**What to work on**:
Write down every entry below once more, exactly.
** Start **
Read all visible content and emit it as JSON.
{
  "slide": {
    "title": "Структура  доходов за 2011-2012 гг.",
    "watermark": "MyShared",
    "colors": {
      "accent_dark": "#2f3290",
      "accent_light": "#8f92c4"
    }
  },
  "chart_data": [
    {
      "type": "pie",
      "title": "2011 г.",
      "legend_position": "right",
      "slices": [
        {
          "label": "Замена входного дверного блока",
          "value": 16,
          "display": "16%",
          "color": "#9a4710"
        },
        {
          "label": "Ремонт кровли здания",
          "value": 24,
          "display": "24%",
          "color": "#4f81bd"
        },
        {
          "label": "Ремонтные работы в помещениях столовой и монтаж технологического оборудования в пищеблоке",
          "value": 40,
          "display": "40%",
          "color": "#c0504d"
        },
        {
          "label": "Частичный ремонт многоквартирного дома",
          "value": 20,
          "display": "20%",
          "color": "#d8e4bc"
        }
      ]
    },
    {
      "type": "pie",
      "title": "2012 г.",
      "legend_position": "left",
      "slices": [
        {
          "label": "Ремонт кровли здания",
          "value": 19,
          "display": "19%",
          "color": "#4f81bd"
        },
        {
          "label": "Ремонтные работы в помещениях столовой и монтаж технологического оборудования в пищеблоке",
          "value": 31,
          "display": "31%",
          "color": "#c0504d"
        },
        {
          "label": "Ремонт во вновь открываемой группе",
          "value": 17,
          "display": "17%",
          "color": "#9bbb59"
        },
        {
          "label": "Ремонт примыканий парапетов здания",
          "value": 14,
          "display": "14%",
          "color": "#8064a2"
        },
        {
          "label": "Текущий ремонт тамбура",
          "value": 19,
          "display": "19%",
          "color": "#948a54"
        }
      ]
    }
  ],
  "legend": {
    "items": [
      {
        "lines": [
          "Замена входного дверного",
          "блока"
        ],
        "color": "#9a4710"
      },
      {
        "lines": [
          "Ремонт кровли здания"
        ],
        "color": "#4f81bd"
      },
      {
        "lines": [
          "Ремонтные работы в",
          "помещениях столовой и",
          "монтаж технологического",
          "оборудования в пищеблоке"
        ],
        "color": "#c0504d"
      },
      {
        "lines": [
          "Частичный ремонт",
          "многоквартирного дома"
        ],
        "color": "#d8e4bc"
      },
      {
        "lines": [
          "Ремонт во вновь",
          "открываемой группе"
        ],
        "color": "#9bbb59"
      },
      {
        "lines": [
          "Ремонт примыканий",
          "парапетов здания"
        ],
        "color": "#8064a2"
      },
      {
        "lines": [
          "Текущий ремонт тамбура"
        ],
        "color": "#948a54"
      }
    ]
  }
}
** End **
**Worked solution**:
Read all visible content and emit it as JSON.
{
  "slide": {
    "title": "Структура  доходов за 2011-2012 гг.",
    "watermark": "MyShared",
    "colors": {
      "accent_dark": "#2f3290",
      "accent_light": "#8f92c4"
    }
  },
  "chart_data": [
    {
      "type": "pie",
      "title": "2011 г.",
      "legend_position": "right",
      "slices": [
        {
          "label": "Замена входного дверного блока",
          "value": 16,
          "display": "16%",
          "color": "#9a4710"
        },
        {
          "label": "Ремонт кровли здания",
          "value": 24,
          "display": "24%",
          "color": "#4f81bd"
        },
        {
          "label": "Ремонтные работы в помещениях столовой и монтаж технологического оборудования в пищеблоке",
          "value": 40,
          "display": "40%",
          "color": "#c0504d"
        },
        {
          "label": "Частичный ремонт многоквартирного дома",
          "value": 20,
          "display": "20%",
          "color": "#d8e4bc"
        }
      ]
    },
    {
      "type": "pie",
      "title": "2012 г.",
      "legend_position": "left",
      "slices": [
        {
          "label": "Ремонт кровли здания",
          "value": 19,
          "display": "19%",
          "color": "#4f81bd"
        },
        {
          "label": "Ремонтные работы в помещениях столовой и монтаж технологического оборудования в пищеблоке",
          "value": 31,
          "display": "31%",
          "color": "#c0504d"
        },
        {
          "label": "Ремонт во вновь открываемой группе",
          "value": 17,
          "display": "17%",
          "color": "#9bbb59"
        },
        {
          "label": "Ремонт примыканий парапетов здания",
          "value": 14,
          "display": "14%",
          "color": "#8064a2"
        },
        {
          "label": "Текущий ремонт тамбура",
          "value": 19,
          "display": "19%",
          "color": "#948a54"
        }
      ]
    }
  ],
  "legend": {
    "items": [
      {
        "lines": [
          "Замена входного дверного",
          "блока"
        ],
        "color": "#9a4710"
      },
      {
        "lines": [
          "Ремонт кровли здания"
        ],
        "color": "#4f81bd"
      },
      {
        "lines": [
          "Ремонтные работы в",
          "помещениях столовой и",
          "монтаж технологического",
          "оборудования в пищеблоке"
        ],
        "color": "#c0504d"
      },
      {
        "lines": [
          "Частичный ремонт",
          "многоквартирного дома"
        ],
        "color": "#d8e4bc"
      },
      {
        "lines": [
          "Ремонт во вновь",
          "открываемой группе"
        ],
        "color": "#9bbb59"
      },
      {
        "lines": [
          "Ремонт примыканий",
          "парапетов здания"
        ],
        "color": "#8064a2"
      },
      {
        "lines": [
          "Текущий ремонт тамбура"
        ],
        "color": "#948a54"
      }
    ]
  }
}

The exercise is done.